Given instruction: Restate all the material verbatim, except for the pictures.
· · · ·
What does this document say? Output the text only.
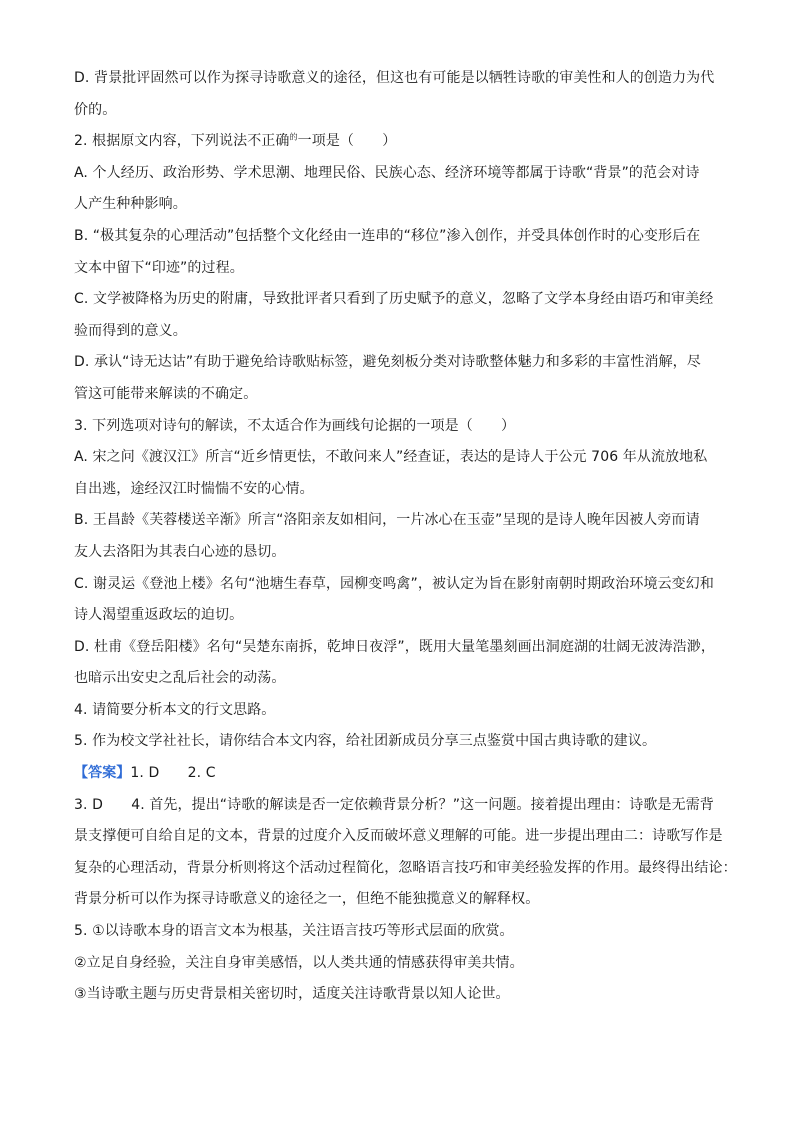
D. 背景批评固然可以作为探寻诗歌意义的途径，但这也有可能是以牺牲诗歌的审美性和人的创造力为代
价的。
2. 根据原文内容，下列说法不正确$^的$一项是（　　）
A. 个人经历、政治形势、学术思潮、地理民俗、民族心态、经济环境等都属于诗歌“背景”的范会对诗
人产生种种影响。
B. “极其复杂的心理活动”包括整个文化经由一连串的“移位”渗入创作，并受具体创作时的心变形后在
文本中留下“印迹”的过程。
C. 文学被降格为历史的附庸，导致批评者只看到了历史赋予的意义，忽略了文学本身经由语巧和审美经
验而得到的意义。
D. 承认“诗无达诂”有助于避免给诗歌贴标签，避免刻板分类对诗歌整体魅力和多彩的丰富性消解，尽
管这可能带来解读的不确定。
3. 下列选项对诗句的解读，不太适合作为画线句论据的一项是（　　）
A. 宋之问《渡汉江》所言“近乡情更怯，不敢问来人”经查证，表达的是诗人于公元 706 年从流放地私
自出逃，途经汉江时惴惴不安的心情。
B. 王昌龄《芙蓉楼送辛渐》所言“洛阳亲友如相问，一片冰心在玉壶”呈现的是诗人晚年因被人旁而请
友人去洛阳为其表白心迹的恳切。
C. 谢灵运《登池上楼》名句“池塘生春草，园柳变鸣禽”，被认定为旨在影射南朝时期政治环境云变幻和
诗人渴望重返政坛的迫切。
D. 杜甫《登岳阳楼》名句“吴楚东南拆，乾坤日夜浮”，既用大量笔墨刻画出洞庭湖的壮阔无波涛浩渺，
也暗示出安史之乱后社会的动荡。
4. 请简要分析本文的行文思路。
5. 作为校文学社社长，请你结合本文内容，给社团新成员分享三点鉴赏中国古典诗歌的建议。
【答案】1. D　　2. C
3. D　　4. 首先，提出“诗歌的解读是否一定依赖背景分析？”这一问题。接着提出理由：诗歌是无需背
景支撑便可自给自足的文本，背景的过度介入反而破坏意义理解的可能。进一步提出理由二：诗歌写作是
复杂的心理活动，背景分析则将这个活动过程简化，忽略语言技巧和审美经验发挥的作用。最终得出结论：
背景分析可以作为探寻诗歌意义的途径之一，但绝不能独揽意义的解释权。
5. ①以诗歌本身的语言文本为根基，关注语言技巧等形式层面的欣赏。
②立足自身经验，关注自身审美感悟，以人类共通的情感获得审美共情。
③当诗歌主题与历史背景相关密切时，适度关注诗歌背景以知人论世。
· · · ·
Response:
What does this document say? Output the text only.
D. 背景批评固然可以作为探寻诗歌意义的途径，但这也有可能是以牺牲诗歌的审美性和人的创造力为代
价的。
2. 根据原文内容，下列说法不正确$^的$一项是（　　）
A. 个人经历、政治形势、学术思潮、地理民俗、民族心态、经济环境等都属于诗歌“背景”的范会对诗
人产生种种影响。
B. “极其复杂的心理活动”包括整个文化经由一连串的“移位”渗入创作，并受具体创作时的心变形后在
文本中留下“印迹”的过程。
C. 文学被降格为历史的附庸，导致批评者只看到了历史赋予的意义，忽略了文学本身经由语巧和审美经
验而得到的意义。
D. 承认“诗无达诂”有助于避免给诗歌贴标签，避免刻板分类对诗歌整体魅力和多彩的丰富性消解，尽
管这可能带来解读的不确定。
3. 下列选项对诗句的解读，不太适合作为画线句论据的一项是（　　）
A. 宋之问《渡汉江》所言“近乡情更怯，不敢问来人”经查证，表达的是诗人于公元 706 年从流放地私
自出逃，途经汉江时惴惴不安的心情。
B. 王昌龄《芙蓉楼送辛渐》所言“洛阳亲友如相问，一片冰心在玉壶”呈现的是诗人晚年因被人旁而请
友人去洛阳为其表白心迹的恳切。
C. 谢灵运《登池上楼》名句“池塘生春草，园柳变鸣禽”，被认定为旨在影射南朝时期政治环境云变幻和
诗人渴望重返政坛的迫切。
D. 杜甫《登岳阳楼》名句“吴楚东南拆，乾坤日夜浮”，既用大量笔墨刻画出洞庭湖的壮阔无波涛浩渺，
也暗示出安史之乱后社会的动荡。
4. 请简要分析本文的行文思路。
5. 作为校文学社社长，请你结合本文内容，给社团新成员分享三点鉴赏中国古典诗歌的建议。
【答案】1. D　　2. C
3. D　　4. 首先，提出“诗歌的解读是否一定依赖背景分析？”这一问题。接着提出理由：诗歌是无需背
景支撑便可自给自足的文本，背景的过度介入反而破坏意义理解的可能。进一步提出理由二：诗歌写作是
复杂的心理活动，背景分析则将这个活动过程简化，忽略语言技巧和审美经验发挥的作用。最终得出结论：
背景分析可以作为探寻诗歌意义的途径之一，但绝不能独揽意义的解释权。
5. ①以诗歌本身的语言文本为根基，关注语言技巧等形式层面的欣赏。
②立足自身经验，关注自身审美感悟，以人类共通的情感获得审美共情。
③当诗歌主题与历史背景相关密切时，适度关注诗歌背景以知人论世。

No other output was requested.